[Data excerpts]

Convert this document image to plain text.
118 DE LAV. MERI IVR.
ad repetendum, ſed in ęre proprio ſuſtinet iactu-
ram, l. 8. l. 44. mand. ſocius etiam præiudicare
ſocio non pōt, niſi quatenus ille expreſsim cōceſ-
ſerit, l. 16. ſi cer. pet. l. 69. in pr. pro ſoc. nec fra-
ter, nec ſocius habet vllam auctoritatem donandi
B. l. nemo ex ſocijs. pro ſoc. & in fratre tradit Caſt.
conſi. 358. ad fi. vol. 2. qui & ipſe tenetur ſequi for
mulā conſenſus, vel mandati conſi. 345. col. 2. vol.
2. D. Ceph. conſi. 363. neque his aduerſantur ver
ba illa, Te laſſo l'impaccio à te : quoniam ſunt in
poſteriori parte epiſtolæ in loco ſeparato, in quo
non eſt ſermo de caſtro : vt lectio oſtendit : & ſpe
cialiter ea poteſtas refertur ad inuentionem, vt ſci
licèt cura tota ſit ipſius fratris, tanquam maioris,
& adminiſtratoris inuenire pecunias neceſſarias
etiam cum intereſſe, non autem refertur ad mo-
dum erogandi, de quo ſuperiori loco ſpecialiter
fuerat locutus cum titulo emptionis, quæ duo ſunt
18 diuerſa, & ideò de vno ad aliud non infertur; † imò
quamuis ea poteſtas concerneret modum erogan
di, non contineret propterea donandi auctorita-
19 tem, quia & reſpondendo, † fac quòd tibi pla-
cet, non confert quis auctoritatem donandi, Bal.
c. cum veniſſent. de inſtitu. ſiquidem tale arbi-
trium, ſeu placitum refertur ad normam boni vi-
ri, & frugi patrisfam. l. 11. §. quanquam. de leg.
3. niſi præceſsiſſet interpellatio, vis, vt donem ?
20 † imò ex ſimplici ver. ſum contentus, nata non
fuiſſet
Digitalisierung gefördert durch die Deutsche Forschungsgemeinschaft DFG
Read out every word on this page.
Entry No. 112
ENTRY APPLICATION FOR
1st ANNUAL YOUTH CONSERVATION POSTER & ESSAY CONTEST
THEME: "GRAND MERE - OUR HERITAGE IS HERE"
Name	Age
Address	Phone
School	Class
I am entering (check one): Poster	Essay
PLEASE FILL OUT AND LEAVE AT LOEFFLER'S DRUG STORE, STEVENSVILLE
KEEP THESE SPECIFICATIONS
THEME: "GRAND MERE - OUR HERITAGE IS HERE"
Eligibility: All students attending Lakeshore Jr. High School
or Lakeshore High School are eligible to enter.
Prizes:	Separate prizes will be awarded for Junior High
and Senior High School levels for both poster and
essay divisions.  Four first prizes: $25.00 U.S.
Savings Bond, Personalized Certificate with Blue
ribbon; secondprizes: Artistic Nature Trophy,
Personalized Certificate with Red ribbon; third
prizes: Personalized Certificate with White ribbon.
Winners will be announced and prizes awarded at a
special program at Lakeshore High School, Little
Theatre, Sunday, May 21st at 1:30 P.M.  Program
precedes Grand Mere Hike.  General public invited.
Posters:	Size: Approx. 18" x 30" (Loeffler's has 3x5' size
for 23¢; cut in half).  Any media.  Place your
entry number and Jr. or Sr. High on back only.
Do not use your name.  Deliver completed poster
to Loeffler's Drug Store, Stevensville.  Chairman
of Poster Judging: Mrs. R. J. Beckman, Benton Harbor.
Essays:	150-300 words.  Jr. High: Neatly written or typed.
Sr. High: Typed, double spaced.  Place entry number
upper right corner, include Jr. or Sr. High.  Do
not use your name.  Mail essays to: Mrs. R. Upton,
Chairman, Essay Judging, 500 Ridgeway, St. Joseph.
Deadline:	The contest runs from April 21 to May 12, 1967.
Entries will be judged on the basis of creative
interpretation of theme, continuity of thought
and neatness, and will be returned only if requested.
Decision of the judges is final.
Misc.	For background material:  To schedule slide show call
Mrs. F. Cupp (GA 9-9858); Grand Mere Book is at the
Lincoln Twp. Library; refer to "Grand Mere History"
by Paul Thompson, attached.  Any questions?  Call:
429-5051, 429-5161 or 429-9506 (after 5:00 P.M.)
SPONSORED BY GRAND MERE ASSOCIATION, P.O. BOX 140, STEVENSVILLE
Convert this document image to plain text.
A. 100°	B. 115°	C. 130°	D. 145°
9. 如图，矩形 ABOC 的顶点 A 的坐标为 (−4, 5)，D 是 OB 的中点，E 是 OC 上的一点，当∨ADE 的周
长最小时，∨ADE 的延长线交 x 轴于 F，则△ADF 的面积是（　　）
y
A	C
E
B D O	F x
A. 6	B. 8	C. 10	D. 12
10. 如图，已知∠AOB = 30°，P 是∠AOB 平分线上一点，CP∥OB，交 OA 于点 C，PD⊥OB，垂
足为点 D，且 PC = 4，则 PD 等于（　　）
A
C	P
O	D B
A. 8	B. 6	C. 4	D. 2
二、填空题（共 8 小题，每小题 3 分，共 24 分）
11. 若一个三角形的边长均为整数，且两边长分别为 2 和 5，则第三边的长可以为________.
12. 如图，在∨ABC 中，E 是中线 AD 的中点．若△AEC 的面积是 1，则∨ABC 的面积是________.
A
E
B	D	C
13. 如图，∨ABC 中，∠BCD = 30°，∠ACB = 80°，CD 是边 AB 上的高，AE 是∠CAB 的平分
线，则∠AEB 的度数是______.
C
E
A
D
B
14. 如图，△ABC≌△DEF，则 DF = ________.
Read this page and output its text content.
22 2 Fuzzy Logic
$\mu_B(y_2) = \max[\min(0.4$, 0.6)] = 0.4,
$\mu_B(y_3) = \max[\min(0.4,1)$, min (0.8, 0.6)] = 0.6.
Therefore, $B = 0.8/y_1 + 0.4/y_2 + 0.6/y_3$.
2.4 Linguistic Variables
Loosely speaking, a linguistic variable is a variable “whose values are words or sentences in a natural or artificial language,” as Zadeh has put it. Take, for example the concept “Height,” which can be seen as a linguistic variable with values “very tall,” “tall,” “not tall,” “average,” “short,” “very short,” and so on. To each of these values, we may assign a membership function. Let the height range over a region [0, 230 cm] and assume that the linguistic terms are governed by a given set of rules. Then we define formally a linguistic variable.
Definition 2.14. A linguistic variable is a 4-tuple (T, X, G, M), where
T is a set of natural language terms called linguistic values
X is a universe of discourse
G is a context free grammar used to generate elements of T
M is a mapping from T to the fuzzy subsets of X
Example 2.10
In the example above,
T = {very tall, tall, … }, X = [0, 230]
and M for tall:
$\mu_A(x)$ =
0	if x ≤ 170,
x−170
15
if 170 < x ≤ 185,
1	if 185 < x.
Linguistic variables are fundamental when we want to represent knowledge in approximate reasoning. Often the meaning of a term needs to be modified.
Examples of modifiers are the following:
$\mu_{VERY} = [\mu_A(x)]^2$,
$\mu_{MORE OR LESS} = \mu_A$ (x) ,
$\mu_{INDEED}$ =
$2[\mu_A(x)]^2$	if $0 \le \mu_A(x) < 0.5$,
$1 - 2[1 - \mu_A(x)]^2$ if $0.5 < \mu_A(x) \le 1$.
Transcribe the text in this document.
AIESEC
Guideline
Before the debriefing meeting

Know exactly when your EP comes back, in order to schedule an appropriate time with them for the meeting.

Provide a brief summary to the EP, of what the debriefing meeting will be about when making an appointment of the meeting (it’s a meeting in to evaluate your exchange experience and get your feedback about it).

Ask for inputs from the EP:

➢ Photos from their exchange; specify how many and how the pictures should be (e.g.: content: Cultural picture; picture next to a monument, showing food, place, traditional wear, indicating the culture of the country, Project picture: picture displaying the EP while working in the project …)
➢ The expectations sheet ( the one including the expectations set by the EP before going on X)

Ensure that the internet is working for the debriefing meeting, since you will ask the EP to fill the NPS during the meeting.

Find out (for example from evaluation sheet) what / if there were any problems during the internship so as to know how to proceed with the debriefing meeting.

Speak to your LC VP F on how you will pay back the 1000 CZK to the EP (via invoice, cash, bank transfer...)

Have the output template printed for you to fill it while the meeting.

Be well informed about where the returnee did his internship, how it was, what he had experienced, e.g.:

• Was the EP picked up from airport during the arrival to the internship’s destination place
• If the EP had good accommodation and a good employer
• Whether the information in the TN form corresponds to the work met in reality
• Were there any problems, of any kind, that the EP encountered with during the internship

TASK OBJECTIVE >> Above are the records; copy every line in them that holds the word "only".

ANSWER TO THE PROBLEM >>
entry number and Jr. or Sr. High on back only.
and neatness, and will be returned only if requested.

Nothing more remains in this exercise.